=== Data extract ===

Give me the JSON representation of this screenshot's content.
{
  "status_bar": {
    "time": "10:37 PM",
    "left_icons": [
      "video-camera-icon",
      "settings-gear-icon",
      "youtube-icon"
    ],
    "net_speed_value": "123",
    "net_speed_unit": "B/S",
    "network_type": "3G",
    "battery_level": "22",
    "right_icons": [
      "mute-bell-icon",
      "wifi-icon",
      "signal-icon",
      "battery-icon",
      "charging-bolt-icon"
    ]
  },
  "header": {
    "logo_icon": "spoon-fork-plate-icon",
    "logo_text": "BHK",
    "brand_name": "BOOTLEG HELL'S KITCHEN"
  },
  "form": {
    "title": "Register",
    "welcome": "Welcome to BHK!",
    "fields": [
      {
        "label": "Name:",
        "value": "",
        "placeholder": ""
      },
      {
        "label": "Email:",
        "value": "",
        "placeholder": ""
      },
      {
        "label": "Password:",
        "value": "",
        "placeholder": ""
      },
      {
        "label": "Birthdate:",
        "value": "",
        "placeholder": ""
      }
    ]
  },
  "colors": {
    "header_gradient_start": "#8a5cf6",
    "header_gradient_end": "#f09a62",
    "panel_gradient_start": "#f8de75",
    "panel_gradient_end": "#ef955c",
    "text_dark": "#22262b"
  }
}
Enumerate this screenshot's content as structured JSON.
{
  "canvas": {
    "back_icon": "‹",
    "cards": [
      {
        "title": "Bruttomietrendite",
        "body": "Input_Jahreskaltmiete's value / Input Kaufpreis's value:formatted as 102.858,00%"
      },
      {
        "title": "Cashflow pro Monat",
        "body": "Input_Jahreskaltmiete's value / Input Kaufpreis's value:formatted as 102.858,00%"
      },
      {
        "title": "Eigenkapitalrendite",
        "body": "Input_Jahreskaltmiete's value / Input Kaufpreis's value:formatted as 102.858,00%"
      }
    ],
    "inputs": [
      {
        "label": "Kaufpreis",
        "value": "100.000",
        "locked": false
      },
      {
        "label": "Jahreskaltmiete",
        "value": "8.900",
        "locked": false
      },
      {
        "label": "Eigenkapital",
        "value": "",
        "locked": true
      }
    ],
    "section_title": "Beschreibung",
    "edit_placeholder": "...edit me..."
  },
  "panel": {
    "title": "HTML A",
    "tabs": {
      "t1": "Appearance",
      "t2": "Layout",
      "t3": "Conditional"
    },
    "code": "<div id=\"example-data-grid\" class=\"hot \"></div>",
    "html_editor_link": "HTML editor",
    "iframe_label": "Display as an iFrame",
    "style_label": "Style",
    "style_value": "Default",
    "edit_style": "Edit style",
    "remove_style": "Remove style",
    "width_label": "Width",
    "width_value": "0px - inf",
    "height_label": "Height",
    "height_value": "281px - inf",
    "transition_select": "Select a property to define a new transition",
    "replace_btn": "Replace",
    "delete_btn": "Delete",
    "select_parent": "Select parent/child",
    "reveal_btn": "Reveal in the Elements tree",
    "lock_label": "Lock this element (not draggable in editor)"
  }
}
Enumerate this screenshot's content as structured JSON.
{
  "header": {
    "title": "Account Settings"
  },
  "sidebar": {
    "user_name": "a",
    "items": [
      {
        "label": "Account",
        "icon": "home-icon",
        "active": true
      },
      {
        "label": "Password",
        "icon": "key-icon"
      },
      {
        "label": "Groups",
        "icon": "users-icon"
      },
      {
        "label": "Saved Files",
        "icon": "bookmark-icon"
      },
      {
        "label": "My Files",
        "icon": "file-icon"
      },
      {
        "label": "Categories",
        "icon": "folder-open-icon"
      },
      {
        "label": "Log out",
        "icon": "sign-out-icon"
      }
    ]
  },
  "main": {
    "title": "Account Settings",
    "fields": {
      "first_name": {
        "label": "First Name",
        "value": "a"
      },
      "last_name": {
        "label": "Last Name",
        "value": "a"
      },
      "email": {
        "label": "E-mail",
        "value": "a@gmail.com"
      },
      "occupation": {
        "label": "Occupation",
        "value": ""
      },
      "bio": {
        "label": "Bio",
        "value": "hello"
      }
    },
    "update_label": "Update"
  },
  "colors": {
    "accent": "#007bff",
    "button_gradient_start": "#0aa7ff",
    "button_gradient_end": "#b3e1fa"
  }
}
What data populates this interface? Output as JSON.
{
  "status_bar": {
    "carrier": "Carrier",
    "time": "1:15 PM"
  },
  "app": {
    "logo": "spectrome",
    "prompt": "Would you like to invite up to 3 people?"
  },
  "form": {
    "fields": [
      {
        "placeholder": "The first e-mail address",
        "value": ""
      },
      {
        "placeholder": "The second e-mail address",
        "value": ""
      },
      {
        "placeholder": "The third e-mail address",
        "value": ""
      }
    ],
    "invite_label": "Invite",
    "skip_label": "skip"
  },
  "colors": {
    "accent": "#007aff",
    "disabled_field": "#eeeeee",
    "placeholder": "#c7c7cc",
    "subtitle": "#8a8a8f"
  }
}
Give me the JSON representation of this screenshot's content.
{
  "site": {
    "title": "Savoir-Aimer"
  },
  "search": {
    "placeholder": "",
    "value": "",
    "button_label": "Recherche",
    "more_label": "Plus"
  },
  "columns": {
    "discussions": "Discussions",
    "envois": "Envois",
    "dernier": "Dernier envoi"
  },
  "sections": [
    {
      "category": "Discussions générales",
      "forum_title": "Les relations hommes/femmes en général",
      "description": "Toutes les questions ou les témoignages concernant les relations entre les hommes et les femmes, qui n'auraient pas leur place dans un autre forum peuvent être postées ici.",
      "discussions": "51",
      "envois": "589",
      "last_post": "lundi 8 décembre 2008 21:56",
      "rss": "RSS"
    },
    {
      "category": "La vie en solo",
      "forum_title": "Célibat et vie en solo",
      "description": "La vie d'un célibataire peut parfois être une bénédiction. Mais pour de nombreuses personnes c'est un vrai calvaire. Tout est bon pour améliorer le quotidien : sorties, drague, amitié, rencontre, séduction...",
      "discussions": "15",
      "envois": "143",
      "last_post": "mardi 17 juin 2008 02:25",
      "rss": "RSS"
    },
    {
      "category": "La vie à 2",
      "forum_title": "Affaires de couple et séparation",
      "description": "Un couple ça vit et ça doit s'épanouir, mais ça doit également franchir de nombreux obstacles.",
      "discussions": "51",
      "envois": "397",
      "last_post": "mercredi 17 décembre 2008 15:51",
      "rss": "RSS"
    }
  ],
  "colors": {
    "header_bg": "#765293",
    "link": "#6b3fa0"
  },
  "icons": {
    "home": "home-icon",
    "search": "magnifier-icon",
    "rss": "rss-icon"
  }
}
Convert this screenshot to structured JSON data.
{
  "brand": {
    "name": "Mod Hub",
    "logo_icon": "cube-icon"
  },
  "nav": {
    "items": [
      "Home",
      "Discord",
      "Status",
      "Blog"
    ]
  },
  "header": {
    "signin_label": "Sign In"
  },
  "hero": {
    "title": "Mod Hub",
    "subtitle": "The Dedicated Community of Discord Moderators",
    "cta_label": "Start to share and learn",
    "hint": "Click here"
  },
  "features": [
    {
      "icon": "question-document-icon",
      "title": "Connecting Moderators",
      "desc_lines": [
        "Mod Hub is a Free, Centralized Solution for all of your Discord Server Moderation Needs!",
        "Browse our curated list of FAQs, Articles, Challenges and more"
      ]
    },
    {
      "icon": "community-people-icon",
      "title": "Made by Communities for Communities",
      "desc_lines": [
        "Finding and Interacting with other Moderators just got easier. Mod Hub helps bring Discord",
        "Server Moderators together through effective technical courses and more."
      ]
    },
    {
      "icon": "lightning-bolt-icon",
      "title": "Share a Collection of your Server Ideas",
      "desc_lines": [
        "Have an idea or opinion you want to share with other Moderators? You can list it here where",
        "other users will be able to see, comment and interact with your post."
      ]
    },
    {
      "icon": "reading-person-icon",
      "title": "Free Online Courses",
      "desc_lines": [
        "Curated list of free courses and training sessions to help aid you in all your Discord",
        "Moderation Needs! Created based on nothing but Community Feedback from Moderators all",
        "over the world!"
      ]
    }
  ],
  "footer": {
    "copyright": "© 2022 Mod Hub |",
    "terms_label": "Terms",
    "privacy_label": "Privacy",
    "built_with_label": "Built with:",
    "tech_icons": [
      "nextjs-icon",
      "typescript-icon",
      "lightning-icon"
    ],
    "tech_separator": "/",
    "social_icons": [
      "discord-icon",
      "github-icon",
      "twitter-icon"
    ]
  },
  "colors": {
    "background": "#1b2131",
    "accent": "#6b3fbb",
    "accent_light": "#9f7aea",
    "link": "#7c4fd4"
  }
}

===

- **Problem description**: Locate all lines that include the word "your" and copy them out.

- **Result below**:
        "Mod Hub is a Free, Centralized Solution for all of your Discord Server Moderation Needs!",
      "title": "Share a Collection of your Server Ideas",
        "other users will be able to see, comment and interact with your post."
        "Curated list of free courses and training sessions to help aid you in all your Discord",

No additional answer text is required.